-- Goal --
Do any lines in the data below contain "grid"? If so, copy every one of them.

-- Material shown --
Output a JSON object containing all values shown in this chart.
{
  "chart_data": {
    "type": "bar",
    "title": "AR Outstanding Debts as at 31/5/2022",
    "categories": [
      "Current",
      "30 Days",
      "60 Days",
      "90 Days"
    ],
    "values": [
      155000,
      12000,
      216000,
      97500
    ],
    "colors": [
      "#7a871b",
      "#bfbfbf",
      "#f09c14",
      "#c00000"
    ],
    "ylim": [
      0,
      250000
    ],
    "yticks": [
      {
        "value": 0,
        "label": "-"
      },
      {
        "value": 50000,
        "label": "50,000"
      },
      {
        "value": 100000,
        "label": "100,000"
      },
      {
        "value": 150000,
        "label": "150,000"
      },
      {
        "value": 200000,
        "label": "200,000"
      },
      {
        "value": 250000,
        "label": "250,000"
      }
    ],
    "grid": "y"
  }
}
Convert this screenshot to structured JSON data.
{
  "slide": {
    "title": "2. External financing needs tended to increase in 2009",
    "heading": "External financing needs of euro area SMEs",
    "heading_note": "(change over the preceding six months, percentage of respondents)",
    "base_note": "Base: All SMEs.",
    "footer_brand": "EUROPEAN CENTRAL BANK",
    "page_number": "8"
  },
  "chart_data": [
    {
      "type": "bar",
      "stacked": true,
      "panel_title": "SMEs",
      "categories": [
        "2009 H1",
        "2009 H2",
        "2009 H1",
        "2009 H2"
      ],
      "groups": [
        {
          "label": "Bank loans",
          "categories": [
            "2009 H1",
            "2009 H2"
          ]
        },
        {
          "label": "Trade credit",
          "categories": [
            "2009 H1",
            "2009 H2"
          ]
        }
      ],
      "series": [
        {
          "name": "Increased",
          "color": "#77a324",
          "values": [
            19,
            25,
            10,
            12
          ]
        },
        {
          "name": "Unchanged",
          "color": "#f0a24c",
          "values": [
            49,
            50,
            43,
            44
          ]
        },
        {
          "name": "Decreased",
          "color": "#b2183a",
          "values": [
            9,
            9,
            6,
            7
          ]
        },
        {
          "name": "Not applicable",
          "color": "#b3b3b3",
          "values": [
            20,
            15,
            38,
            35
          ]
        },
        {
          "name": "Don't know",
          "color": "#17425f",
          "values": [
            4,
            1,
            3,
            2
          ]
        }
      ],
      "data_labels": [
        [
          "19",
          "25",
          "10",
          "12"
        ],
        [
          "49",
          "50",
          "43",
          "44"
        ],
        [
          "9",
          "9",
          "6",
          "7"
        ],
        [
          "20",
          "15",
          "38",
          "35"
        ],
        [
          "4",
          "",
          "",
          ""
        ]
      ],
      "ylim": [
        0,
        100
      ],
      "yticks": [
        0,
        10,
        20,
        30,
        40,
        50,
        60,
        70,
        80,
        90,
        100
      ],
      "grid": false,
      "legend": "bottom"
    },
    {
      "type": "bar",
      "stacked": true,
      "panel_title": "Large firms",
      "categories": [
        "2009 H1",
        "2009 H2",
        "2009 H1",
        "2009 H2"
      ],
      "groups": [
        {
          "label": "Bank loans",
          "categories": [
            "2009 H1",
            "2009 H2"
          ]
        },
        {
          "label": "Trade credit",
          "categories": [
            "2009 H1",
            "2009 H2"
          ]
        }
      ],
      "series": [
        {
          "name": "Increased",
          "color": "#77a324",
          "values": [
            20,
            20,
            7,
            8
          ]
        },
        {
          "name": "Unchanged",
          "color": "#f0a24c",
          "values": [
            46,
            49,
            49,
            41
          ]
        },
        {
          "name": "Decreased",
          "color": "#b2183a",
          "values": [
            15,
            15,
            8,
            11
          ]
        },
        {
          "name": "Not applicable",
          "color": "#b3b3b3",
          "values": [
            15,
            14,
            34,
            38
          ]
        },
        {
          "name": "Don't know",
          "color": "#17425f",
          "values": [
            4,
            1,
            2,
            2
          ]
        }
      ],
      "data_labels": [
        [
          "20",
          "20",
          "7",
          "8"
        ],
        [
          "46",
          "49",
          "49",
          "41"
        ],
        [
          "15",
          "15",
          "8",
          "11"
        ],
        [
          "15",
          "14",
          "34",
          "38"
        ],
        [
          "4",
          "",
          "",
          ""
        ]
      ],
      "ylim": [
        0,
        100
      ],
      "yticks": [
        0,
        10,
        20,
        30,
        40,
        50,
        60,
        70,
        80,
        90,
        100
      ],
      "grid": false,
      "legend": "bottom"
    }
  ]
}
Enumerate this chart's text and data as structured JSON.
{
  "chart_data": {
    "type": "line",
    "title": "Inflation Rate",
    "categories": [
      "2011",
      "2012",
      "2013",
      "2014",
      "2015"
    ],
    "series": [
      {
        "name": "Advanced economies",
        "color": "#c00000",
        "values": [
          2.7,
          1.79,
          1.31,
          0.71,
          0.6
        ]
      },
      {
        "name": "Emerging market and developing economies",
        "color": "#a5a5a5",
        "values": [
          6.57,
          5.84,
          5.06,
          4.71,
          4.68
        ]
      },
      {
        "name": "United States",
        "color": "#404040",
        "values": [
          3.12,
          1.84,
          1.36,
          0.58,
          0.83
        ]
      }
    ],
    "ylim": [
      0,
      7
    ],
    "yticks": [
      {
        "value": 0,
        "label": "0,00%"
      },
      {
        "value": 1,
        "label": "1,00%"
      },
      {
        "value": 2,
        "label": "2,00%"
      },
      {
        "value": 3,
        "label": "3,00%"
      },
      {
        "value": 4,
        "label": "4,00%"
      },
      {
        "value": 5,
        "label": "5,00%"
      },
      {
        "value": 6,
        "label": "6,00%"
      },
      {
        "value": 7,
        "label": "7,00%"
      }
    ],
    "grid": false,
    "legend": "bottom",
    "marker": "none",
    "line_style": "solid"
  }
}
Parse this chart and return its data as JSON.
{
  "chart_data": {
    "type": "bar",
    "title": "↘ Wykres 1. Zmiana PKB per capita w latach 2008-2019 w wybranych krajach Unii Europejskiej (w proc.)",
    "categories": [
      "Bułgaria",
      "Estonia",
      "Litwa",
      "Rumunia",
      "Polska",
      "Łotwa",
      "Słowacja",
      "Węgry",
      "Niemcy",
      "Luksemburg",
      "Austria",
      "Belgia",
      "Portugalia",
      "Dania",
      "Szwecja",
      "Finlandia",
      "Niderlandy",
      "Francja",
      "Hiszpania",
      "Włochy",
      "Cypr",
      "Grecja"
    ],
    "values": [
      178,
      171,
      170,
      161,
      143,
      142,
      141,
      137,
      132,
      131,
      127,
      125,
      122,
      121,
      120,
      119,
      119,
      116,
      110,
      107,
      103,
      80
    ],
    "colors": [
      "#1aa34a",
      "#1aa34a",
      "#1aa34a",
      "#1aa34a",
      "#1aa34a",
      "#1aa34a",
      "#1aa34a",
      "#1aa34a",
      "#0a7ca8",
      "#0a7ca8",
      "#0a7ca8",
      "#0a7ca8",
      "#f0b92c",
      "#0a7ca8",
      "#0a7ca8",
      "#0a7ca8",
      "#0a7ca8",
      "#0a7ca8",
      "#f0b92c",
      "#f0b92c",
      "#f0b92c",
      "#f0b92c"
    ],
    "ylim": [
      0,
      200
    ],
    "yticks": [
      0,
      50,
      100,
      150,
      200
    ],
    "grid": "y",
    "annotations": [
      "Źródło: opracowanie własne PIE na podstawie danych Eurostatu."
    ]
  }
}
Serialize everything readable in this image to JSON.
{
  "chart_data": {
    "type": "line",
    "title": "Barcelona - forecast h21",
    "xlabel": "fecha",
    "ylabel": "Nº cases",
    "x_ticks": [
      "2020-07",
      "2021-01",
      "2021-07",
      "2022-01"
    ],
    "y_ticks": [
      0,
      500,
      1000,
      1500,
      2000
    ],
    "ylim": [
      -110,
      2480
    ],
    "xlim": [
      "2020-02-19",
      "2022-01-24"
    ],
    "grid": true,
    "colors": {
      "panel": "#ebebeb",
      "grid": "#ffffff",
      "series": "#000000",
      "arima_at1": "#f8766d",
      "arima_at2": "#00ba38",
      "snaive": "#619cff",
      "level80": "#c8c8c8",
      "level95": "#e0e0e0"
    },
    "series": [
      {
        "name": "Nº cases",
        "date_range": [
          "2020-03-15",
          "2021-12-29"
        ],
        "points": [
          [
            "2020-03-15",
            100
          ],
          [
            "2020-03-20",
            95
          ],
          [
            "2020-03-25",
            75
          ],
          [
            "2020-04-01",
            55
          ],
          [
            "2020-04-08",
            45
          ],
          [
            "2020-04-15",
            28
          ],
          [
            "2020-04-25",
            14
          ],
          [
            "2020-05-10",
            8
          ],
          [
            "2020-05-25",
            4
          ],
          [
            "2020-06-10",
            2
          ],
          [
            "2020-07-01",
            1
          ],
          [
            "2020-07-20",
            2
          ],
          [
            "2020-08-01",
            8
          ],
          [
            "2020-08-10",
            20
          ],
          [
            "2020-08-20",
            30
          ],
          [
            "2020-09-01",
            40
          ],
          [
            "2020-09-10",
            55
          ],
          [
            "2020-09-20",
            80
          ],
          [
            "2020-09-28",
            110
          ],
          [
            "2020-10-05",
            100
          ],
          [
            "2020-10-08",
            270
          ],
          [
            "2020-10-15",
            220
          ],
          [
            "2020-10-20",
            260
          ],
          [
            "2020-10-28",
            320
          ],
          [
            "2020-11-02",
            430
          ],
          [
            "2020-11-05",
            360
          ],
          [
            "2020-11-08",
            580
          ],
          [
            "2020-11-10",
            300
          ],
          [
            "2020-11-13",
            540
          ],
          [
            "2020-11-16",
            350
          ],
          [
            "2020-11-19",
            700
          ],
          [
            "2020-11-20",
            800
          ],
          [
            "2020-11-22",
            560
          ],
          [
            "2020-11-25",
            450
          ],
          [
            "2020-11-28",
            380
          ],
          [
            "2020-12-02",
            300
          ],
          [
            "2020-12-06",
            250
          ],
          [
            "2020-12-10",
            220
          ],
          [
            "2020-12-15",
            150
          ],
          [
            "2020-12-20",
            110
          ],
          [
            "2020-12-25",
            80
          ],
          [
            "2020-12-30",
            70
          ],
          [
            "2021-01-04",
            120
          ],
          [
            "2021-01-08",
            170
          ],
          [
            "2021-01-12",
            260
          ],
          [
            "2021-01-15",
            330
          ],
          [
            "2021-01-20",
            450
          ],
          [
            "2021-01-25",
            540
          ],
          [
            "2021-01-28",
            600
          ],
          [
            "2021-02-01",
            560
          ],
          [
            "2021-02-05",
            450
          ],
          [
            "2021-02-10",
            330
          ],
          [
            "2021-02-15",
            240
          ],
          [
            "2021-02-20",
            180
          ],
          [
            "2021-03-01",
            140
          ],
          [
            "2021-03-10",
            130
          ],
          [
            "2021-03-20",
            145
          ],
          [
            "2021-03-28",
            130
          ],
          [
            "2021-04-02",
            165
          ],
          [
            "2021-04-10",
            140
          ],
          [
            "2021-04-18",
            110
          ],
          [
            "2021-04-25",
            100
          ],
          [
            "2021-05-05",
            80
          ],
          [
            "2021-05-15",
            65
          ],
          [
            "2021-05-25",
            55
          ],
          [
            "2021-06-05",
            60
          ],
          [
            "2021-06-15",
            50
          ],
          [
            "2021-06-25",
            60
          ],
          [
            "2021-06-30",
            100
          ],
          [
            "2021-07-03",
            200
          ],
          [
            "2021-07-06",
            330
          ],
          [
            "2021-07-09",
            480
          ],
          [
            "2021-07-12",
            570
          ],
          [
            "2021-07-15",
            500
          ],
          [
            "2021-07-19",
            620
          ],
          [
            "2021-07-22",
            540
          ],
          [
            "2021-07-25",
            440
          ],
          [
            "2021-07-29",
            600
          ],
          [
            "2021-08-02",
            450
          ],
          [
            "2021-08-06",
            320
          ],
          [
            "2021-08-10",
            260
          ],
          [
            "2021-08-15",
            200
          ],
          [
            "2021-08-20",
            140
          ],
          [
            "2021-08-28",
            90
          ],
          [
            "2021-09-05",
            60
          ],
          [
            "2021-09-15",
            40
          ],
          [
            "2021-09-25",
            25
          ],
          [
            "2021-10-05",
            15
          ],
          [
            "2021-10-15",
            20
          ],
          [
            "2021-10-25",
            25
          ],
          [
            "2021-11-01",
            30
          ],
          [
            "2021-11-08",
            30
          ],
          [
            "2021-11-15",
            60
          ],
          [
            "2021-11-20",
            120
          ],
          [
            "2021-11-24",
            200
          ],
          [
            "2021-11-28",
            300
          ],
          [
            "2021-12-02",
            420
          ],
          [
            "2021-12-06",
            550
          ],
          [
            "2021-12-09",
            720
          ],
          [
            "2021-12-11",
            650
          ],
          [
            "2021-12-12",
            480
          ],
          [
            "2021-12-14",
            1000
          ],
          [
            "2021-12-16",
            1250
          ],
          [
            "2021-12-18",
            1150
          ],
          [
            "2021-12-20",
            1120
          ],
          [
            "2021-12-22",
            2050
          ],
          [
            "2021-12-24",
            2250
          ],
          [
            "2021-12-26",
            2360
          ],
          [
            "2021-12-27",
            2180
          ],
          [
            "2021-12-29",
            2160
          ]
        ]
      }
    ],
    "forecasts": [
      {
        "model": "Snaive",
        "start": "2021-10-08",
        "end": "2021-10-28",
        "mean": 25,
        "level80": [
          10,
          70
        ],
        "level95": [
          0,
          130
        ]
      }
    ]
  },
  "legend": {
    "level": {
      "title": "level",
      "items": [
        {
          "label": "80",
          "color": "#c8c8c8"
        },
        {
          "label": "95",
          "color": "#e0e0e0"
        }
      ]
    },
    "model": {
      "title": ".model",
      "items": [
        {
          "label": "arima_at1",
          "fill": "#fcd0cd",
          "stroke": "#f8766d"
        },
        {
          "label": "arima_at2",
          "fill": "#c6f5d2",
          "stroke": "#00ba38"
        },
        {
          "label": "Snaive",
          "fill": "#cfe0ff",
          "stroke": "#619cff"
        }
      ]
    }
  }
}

-- Output for this task --
    "grid": "y"
      "grid": false,
      "grid": false,
    "grid": false,
    "grid": "y",
    "grid": true,
      "grid": "#ffffff",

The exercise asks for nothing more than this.